▶ **TASK REQUIREMENTS**
Carry none of the pictures over; set down the material below exactly.

___ SOURCE DATA

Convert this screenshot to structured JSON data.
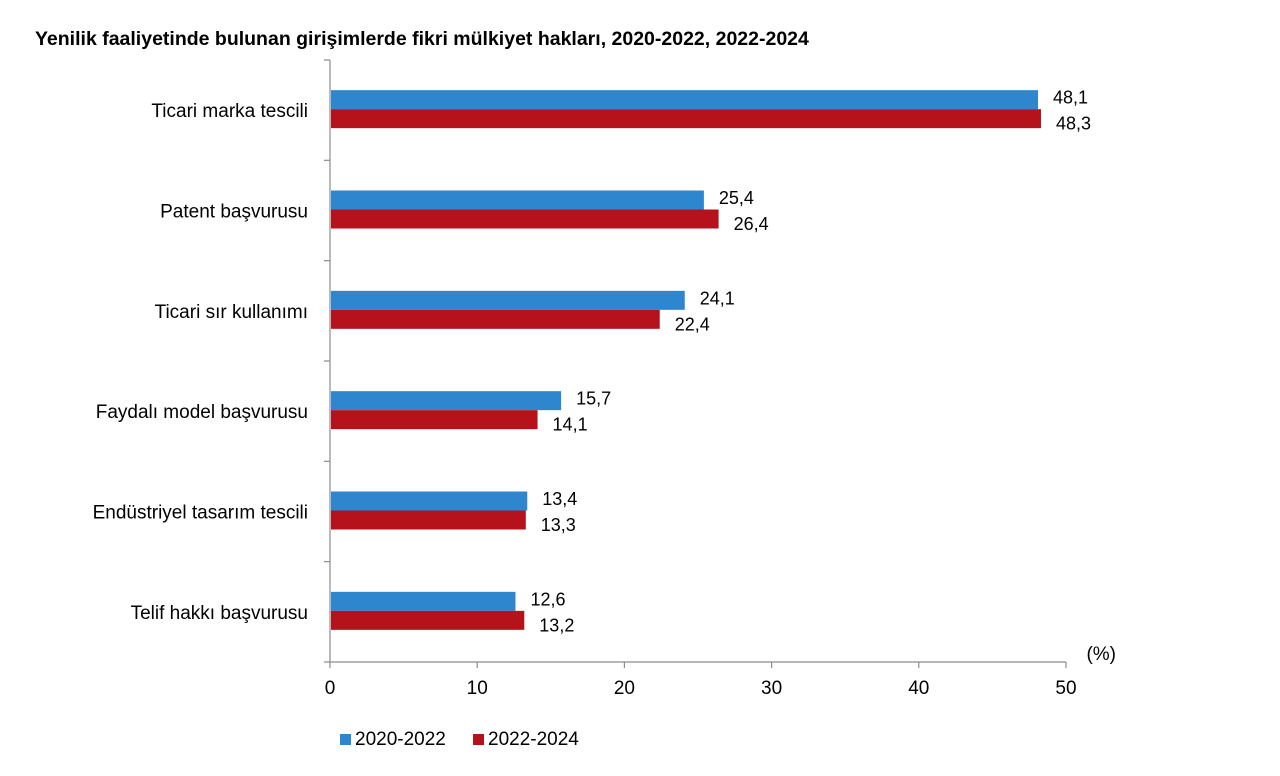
{
  "chart_data": {
    "type": "bar",
    "orientation": "horizontal",
    "title": "Yenilik faaliyetinde bulunan girişimlerde fikri mülkiyet hakları, 2020-2022, 2022-2024",
    "categories": [
      "Ticari marka tescili",
      "Patent başvurusu",
      "Ticari sır kullanımı",
      "Faydalı model başvurusu",
      "Endüstriyel tasarım tescili",
      "Telif hakkı başvurusu"
    ],
    "series": [
      {
        "name": "2020-2022",
        "color": "#2e86cf",
        "values": [
          48.1,
          25.4,
          24.1,
          15.7,
          13.4,
          12.6
        ],
        "labels": [
          "48,1",
          "25,4",
          "24,1",
          "15,7",
          "13,4",
          "12,6"
        ]
      },
      {
        "name": "2022-2024",
        "color": "#b5121b",
        "values": [
          48.3,
          26.4,
          22.4,
          14.1,
          13.3,
          13.2
        ],
        "labels": [
          "48,3",
          "26,4",
          "22,4",
          "14,1",
          "13,3",
          "13,2"
        ]
      }
    ],
    "x_ticks": [
      0,
      10,
      20,
      30,
      40,
      50
    ],
    "x_unit_label": "(%)",
    "xlim": [
      0,
      50
    ],
    "grid": false,
    "legend_position": "bottom-left"
  }
}
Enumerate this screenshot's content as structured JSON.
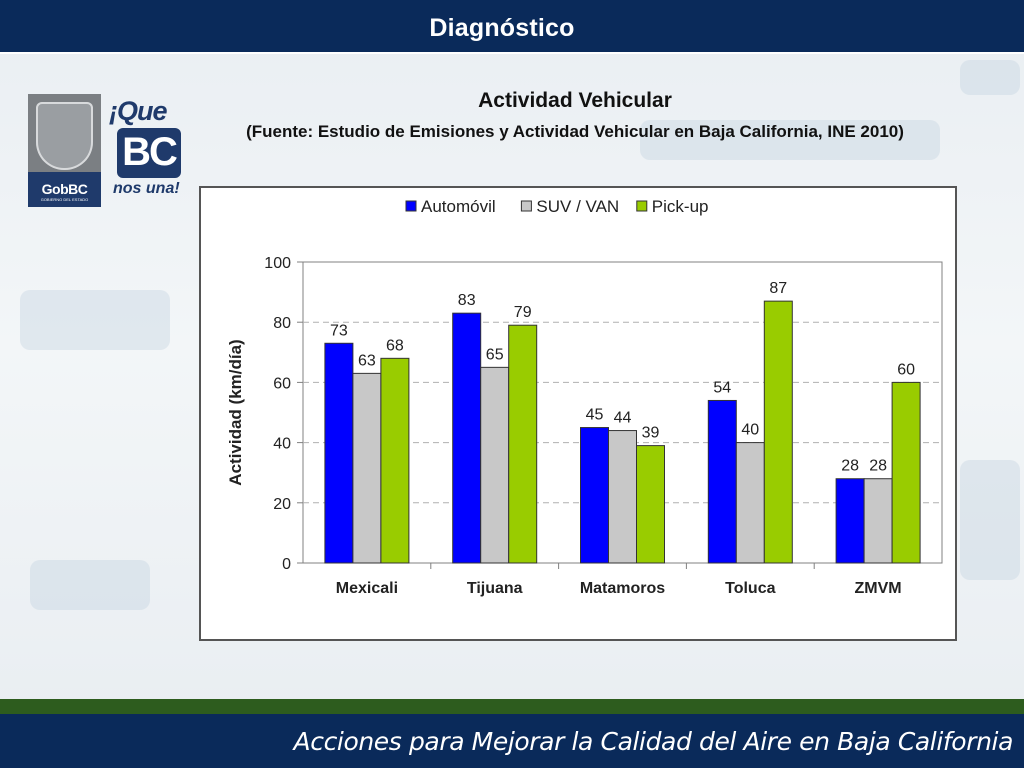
{
  "header": {
    "title": "Diagnóstico"
  },
  "slide": {
    "title": "Actividad Vehicular",
    "source": "(Fuente: Estudio de Emisiones y Actividad Vehicular en Baja California, INE 2010)"
  },
  "logos": {
    "gob_text": "GobBC",
    "gob_subtext": "GOBIERNO DEL ESTADO",
    "que_text": "¡Que",
    "bc_text": "BC",
    "nos_text": "nos una!"
  },
  "footer": {
    "text": "Acciones  para Mejorar la Calidad del Aire en Baja California"
  },
  "colors": {
    "header_bg": "#0a2a5a",
    "accent_green": "#2d5c1e",
    "automovil": "#0000ff",
    "suv_van": "#c8c8c8",
    "pickup": "#99cc00"
  },
  "chart_data": {
    "type": "bar",
    "categories": [
      "Mexicali",
      "Tijuana",
      "Matamoros",
      "Toluca",
      "ZMVM"
    ],
    "series": [
      {
        "name": "Automóvil",
        "color": "#0000ff",
        "values": [
          73,
          83,
          45,
          54,
          28
        ]
      },
      {
        "name": "SUV / VAN",
        "color": "#c8c8c8",
        "values": [
          63,
          65,
          44,
          40,
          28
        ]
      },
      {
        "name": "Pick-up",
        "color": "#99cc00",
        "values": [
          68,
          79,
          39,
          87,
          60
        ]
      }
    ],
    "ylabel": "Actividad (km/día)",
    "ylim": [
      0,
      100
    ],
    "yticks": [
      0,
      20,
      40,
      60,
      80,
      100
    ],
    "grid": true,
    "legend": "top"
  }
}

______

▶ **CORRECT OUTPUT**
Convert this screenshot to structured JSON data.
{
  "chart_data": {
    "type": "bar",
    "orientation": "horizontal",
    "title": "Yenilik faaliyetinde bulunan girişimlerde fikri mülkiyet hakları, 2020-2022, 2022-2024",
    "categories": [
      "Ticari marka tescili",
      "Patent başvurusu",
      "Ticari sır kullanımı",
      "Faydalı model başvurusu",
      "Endüstriyel tasarım tescili",
      "Telif hakkı başvurusu"
    ],
    "series": [
      {
        "name": "2020-2022",
        "color": "#2e86cf",
        "values": [
          48.1,
          25.4,
          24.1,
          15.7,
          13.4,
          12.6
        ],
        "labels": [
          "48,1",
          "25,4",
          "24,1",
          "15,7",
          "13,4",
          "12,6"
        ]
      },
      {
        "name": "2022-2024",
        "color": "#b5121b",
        "values": [
          48.3,
          26.4,
          22.4,
          14.1,
          13.3,
          13.2
        ],
        "labels": [
          "48,3",
          "26,4",
          "22,4",
          "14,1",
          "13,3",
          "13,2"
        ]
      }
    ],
    "x_ticks": [
      0,
      10,
      20,
      30,
      40,
      50
    ],
    "x_unit_label": "(%)",
    "xlim": [
      0,
      50
    ],
    "grid": false,
    "legend_position": "bottom-left"
  }
}
Enumerate this screenshot's content as structured JSON.
{
  "header": {
    "title": "Diagnóstico"
  },
  "slide": {
    "title": "Actividad Vehicular",
    "source": "(Fuente: Estudio de Emisiones y Actividad Vehicular en Baja California, INE 2010)"
  },
  "logos": {
    "gob_text": "GobBC",
    "gob_subtext": "GOBIERNO DEL ESTADO",
    "que_text": "¡Que",
    "bc_text": "BC",
    "nos_text": "nos una!"
  },
  "footer": {
    "text": "Acciones  para Mejorar la Calidad del Aire en Baja California"
  },
  "colors": {
    "header_bg": "#0a2a5a",
    "accent_green": "#2d5c1e",
    "automovil": "#0000ff",
    "suv_van": "#c8c8c8",
    "pickup": "#99cc00"
  },
  "chart_data": {
    "type": "bar",
    "categories": [
      "Mexicali",
      "Tijuana",
      "Matamoros",
      "Toluca",
      "ZMVM"
    ],
    "series": [
      {
        "name": "Automóvil",
        "color": "#0000ff",
        "values": [
          73,
          83,
          45,
          54,
          28
        ]
      },
      {
        "name": "SUV / VAN",
        "color": "#c8c8c8",
        "values": [
          63,
          65,
          44,
          40,
          28
        ]
      },
      {
        "name": "Pick-up",
        "color": "#99cc00",
        "values": [
          68,
          79,
          39,
          87,
          60
        ]
      }
    ],
    "ylabel": "Actividad (km/día)",
    "ylim": [
      0,
      100
    ],
    "yticks": [
      0,
      20,
      40,
      60,
      80,
      100
    ],
    "grid": true,
    "legend": "top"
  }
}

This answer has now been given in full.